::: SOURCE MATERIAL :::

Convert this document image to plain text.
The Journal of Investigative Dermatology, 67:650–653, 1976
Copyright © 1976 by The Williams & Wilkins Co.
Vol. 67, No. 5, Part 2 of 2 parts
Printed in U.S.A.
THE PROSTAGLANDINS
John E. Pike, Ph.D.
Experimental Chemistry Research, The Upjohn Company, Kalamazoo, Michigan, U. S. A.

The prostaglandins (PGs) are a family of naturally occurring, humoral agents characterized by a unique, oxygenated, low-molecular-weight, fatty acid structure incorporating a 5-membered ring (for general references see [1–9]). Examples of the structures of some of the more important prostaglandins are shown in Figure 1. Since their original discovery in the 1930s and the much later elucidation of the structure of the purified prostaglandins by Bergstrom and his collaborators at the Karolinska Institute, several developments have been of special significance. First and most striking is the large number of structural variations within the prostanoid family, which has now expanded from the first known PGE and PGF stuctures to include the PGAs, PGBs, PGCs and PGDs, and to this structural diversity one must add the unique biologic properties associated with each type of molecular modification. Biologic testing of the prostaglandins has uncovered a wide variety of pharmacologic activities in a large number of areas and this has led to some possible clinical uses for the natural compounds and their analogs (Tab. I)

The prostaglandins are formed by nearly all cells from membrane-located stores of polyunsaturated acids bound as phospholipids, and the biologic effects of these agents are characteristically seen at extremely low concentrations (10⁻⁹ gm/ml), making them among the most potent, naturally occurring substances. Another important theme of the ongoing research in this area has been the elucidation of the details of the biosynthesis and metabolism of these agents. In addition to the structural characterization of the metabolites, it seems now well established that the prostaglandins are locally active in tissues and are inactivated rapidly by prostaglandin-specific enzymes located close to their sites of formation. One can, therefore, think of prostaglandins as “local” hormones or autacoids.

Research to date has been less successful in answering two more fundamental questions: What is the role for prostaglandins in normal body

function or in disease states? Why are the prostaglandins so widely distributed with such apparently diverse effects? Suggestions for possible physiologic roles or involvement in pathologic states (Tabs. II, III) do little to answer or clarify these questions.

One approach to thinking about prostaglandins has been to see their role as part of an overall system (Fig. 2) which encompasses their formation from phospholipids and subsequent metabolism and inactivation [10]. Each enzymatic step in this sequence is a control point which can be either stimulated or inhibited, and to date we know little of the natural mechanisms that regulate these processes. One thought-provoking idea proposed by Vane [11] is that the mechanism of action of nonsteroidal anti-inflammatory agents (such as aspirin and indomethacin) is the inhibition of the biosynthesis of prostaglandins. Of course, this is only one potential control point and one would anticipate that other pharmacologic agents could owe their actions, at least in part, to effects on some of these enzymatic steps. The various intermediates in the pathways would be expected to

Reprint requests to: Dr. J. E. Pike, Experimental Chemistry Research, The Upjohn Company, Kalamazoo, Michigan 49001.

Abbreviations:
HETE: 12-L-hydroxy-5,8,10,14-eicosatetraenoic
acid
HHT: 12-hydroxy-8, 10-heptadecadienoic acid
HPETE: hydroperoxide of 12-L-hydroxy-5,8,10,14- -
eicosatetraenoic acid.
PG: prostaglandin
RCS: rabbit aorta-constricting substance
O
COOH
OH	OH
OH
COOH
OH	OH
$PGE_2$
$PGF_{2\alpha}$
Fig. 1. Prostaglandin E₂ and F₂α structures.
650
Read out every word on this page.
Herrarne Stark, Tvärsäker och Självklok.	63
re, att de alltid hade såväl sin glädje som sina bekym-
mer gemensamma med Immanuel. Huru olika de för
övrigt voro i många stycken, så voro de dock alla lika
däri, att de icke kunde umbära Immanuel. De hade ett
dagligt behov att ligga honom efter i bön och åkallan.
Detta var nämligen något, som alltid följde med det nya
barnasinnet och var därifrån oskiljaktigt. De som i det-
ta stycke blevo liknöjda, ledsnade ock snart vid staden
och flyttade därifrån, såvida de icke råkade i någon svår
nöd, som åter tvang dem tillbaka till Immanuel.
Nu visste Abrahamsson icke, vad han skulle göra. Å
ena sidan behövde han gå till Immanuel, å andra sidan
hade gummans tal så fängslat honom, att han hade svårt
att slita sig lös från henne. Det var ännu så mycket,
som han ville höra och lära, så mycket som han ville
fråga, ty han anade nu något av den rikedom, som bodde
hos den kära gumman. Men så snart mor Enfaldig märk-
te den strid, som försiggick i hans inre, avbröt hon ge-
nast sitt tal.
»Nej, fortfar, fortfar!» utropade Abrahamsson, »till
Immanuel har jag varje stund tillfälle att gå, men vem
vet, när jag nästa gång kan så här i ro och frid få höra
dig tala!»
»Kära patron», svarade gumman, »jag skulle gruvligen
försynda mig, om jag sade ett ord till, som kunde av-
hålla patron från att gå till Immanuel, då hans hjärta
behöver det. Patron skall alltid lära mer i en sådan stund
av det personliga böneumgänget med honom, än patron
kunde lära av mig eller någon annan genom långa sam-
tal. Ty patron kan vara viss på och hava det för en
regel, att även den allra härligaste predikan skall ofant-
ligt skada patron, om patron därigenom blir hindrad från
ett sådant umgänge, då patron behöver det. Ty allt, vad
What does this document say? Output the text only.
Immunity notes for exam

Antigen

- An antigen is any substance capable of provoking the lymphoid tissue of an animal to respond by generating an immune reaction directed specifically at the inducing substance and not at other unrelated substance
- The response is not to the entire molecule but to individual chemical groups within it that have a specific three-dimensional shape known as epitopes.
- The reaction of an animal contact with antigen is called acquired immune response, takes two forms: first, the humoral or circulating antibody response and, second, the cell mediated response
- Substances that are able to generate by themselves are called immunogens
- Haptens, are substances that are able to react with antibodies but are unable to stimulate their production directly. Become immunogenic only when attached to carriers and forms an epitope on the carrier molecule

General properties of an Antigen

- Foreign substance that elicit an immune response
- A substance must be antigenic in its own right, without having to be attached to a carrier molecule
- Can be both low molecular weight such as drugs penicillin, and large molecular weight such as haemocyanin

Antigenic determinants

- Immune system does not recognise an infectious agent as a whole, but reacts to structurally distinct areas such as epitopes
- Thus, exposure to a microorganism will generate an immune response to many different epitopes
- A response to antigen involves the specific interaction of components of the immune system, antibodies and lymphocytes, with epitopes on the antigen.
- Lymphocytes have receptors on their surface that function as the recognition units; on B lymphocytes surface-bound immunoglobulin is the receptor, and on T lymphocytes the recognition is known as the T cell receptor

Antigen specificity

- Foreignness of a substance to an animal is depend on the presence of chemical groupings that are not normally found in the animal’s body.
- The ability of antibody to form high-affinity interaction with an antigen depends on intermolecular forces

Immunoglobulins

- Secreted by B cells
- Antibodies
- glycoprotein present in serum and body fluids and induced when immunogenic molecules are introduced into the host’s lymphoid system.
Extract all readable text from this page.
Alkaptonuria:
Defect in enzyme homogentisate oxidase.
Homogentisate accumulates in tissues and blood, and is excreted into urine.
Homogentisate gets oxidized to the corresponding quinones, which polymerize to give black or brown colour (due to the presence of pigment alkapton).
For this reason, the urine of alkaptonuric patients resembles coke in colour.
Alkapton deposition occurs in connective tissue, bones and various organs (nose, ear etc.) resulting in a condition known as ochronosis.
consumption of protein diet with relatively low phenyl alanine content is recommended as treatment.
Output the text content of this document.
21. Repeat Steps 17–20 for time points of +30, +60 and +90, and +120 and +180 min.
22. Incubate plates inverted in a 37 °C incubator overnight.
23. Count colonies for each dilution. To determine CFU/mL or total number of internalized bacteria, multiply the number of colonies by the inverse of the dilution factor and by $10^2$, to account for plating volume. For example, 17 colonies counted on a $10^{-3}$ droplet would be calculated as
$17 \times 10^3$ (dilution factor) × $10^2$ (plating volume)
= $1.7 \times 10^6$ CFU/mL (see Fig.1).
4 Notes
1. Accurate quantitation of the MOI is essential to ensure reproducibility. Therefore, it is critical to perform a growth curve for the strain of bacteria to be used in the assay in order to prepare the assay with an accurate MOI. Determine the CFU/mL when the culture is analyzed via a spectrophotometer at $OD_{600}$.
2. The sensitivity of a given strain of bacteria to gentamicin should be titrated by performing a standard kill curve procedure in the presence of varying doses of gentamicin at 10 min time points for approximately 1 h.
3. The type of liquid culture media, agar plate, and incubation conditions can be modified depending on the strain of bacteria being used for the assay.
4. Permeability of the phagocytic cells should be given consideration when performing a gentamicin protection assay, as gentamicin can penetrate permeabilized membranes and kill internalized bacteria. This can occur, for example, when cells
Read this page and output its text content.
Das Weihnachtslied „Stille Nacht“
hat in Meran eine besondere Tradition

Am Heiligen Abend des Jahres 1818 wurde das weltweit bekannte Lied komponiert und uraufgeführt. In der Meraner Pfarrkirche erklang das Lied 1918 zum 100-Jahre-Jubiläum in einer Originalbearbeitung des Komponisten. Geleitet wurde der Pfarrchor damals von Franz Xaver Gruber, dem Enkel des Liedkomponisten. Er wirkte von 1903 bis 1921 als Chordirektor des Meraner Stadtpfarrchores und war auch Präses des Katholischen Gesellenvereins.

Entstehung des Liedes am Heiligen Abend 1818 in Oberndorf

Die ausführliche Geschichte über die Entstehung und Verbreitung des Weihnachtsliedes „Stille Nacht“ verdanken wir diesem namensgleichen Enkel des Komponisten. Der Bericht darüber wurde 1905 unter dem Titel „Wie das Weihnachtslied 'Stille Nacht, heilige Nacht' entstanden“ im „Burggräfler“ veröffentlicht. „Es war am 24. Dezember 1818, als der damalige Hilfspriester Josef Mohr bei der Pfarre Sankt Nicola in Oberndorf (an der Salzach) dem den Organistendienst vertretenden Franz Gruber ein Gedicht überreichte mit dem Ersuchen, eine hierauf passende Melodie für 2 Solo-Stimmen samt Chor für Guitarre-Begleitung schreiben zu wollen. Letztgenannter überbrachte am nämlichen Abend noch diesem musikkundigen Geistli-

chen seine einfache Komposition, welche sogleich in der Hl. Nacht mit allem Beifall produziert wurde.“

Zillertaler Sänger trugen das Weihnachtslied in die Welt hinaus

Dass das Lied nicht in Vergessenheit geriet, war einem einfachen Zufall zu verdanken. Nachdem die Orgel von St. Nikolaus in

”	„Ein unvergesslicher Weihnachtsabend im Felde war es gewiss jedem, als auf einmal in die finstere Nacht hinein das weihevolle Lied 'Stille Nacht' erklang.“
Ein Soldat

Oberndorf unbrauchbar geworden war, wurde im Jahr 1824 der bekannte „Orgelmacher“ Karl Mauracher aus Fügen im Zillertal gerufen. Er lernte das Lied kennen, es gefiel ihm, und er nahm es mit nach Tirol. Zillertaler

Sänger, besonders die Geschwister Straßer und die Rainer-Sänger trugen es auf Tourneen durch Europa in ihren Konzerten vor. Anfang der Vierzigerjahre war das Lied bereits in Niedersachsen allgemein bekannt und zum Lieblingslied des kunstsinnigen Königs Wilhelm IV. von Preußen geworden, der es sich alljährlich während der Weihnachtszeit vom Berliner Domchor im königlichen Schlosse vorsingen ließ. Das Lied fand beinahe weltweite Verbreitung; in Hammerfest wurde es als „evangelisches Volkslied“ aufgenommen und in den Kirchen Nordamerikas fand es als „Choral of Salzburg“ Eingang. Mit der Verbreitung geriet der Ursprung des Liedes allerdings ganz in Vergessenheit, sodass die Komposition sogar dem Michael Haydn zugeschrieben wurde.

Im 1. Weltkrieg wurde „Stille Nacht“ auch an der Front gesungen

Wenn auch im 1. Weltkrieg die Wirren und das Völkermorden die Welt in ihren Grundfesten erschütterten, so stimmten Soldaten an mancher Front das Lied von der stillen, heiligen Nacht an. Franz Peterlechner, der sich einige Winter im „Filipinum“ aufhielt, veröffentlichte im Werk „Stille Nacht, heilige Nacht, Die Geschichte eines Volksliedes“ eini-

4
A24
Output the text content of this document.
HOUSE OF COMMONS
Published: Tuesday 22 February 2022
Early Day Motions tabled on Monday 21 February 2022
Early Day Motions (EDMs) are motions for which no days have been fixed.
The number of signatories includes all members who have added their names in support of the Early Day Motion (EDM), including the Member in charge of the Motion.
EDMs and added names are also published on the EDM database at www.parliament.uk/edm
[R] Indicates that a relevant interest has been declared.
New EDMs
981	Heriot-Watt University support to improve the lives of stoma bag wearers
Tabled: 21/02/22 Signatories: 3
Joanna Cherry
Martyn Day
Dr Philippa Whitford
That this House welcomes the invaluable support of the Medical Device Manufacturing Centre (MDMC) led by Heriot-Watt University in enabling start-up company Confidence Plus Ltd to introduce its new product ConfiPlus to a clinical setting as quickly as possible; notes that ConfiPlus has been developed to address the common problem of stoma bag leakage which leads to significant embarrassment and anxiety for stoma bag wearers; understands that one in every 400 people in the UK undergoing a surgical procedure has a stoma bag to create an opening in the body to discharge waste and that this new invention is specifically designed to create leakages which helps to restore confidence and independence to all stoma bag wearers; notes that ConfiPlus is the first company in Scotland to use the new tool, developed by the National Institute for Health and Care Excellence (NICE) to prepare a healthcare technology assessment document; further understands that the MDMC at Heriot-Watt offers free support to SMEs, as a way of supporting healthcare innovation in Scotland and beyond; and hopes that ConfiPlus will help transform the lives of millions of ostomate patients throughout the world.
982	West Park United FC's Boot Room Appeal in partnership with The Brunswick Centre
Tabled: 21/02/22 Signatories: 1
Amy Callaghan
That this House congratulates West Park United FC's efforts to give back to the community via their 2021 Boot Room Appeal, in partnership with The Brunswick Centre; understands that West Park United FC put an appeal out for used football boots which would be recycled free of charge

:::

Among the records above, find each line holding "partnership" and list it.

**YOUR RESPONSE**
982	West Park United FC's Boot Room Appeal in partnership with The Brunswick Centre
That this House congratulates West Park United FC's efforts to give back to the community via their 2021 Boot Room Appeal, in partnership with The Brunswick Centre; understands that West Park United FC put an appeal out for used football boots which would be recycled free of charge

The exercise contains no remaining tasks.